*TASK DIRECTIONS*. Repeat all of the material exactly as given.

Records from a collection:
=======
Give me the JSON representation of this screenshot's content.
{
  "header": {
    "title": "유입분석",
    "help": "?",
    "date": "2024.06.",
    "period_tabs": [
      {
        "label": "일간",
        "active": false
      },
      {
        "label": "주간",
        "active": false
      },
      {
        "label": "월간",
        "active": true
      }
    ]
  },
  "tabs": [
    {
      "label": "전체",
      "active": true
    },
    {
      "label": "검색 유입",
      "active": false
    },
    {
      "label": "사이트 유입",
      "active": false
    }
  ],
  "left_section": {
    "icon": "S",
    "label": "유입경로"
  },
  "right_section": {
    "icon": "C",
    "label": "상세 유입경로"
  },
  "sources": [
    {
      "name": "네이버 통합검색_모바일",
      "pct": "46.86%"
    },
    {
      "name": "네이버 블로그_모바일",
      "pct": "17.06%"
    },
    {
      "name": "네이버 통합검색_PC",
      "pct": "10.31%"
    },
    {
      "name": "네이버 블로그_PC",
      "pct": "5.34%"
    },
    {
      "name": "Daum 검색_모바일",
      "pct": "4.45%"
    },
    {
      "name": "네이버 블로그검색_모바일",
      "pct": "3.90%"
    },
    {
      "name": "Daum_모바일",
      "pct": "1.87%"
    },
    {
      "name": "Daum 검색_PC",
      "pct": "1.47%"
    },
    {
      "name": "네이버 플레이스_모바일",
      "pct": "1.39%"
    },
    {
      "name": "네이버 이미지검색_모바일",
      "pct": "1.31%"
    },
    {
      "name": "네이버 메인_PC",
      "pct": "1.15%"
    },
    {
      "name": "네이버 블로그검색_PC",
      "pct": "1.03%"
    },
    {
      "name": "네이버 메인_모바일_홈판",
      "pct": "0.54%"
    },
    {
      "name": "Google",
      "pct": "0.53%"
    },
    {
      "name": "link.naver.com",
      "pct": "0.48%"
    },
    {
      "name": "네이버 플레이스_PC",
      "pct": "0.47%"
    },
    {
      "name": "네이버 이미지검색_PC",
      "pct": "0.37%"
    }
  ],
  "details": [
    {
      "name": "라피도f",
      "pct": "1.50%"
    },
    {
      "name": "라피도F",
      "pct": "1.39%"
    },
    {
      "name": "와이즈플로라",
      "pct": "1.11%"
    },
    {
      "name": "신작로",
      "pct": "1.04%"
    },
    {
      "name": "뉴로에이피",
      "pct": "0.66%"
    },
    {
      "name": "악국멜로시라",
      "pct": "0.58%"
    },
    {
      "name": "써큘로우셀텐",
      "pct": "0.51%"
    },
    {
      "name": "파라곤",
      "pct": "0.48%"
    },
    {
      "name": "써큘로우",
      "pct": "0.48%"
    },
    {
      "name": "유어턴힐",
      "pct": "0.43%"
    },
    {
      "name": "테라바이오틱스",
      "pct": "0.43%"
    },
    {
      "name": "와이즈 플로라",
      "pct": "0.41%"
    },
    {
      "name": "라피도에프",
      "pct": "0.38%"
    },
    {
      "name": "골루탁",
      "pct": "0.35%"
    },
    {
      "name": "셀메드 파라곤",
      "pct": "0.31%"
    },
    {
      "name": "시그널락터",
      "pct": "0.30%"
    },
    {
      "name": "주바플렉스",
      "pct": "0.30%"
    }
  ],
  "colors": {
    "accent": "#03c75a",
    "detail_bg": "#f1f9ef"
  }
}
=======
*RESPONSE TO THE TASK*.
Give me the JSON representation of this screenshot's content.
{
  "header": {
    "title": "유입분석",
    "help": "?",
    "date": "2024.06.",
    "period_tabs": [
      {
        "label": "일간",
        "active": false
      },
      {
        "label": "주간",
        "active": false
      },
      {
        "label": "월간",
        "active": true
      }
    ]
  },
  "tabs": [
    {
      "label": "전체",
      "active": true
    },
    {
      "label": "검색 유입",
      "active": false
    },
    {
      "label": "사이트 유입",
      "active": false
    }
  ],
  "left_section": {
    "icon": "S",
    "label": "유입경로"
  },
  "right_section": {
    "icon": "C",
    "label": "상세 유입경로"
  },
  "sources": [
    {
      "name": "네이버 통합검색_모바일",
      "pct": "46.86%"
    },
    {
      "name": "네이버 블로그_모바일",
      "pct": "17.06%"
    },
    {
      "name": "네이버 통합검색_PC",
      "pct": "10.31%"
    },
    {
      "name": "네이버 블로그_PC",
      "pct": "5.34%"
    },
    {
      "name": "Daum 검색_모바일",
      "pct": "4.45%"
    },
    {
      "name": "네이버 블로그검색_모바일",
      "pct": "3.90%"
    },
    {
      "name": "Daum_모바일",
      "pct": "1.87%"
    },
    {
      "name": "Daum 검색_PC",
      "pct": "1.47%"
    },
    {
      "name": "네이버 플레이스_모바일",
      "pct": "1.39%"
    },
    {
      "name": "네이버 이미지검색_모바일",
      "pct": "1.31%"
    },
    {
      "name": "네이버 메인_PC",
      "pct": "1.15%"
    },
    {
      "name": "네이버 블로그검색_PC",
      "pct": "1.03%"
    },
    {
      "name": "네이버 메인_모바일_홈판",
      "pct": "0.54%"
    },
    {
      "name": "Google",
      "pct": "0.53%"
    },
    {
      "name": "link.naver.com",
      "pct": "0.48%"
    },
    {
      "name": "네이버 플레이스_PC",
      "pct": "0.47%"
    },
    {
      "name": "네이버 이미지검색_PC",
      "pct": "0.37%"
    }
  ],
  "details": [
    {
      "name": "라피도f",
      "pct": "1.50%"
    },
    {
      "name": "라피도F",
      "pct": "1.39%"
    },
    {
      "name": "와이즈플로라",
      "pct": "1.11%"
    },
    {
      "name": "신작로",
      "pct": "1.04%"
    },
    {
      "name": "뉴로에이피",
      "pct": "0.66%"
    },
    {
      "name": "악국멜로시라",
      "pct": "0.58%"
    },
    {
      "name": "써큘로우셀텐",
      "pct": "0.51%"
    },
    {
      "name": "파라곤",
      "pct": "0.48%"
    },
    {
      "name": "써큘로우",
      "pct": "0.48%"
    },
    {
      "name": "유어턴힐",
      "pct": "0.43%"
    },
    {
      "name": "테라바이오틱스",
      "pct": "0.43%"
    },
    {
      "name": "와이즈 플로라",
      "pct": "0.41%"
    },
    {
      "name": "라피도에프",
      "pct": "0.38%"
    },
    {
      "name": "골루탁",
      "pct": "0.35%"
    },
    {
      "name": "셀메드 파라곤",
      "pct": "0.31%"
    },
    {
      "name": "시그널락터",
      "pct": "0.30%"
    },
    {
      "name": "주바플렉스",
      "pct": "0.30%"
    }
  ],
  "colors": {
    "accent": "#03c75a",
    "detail_bg": "#f1f9ef"
  }
}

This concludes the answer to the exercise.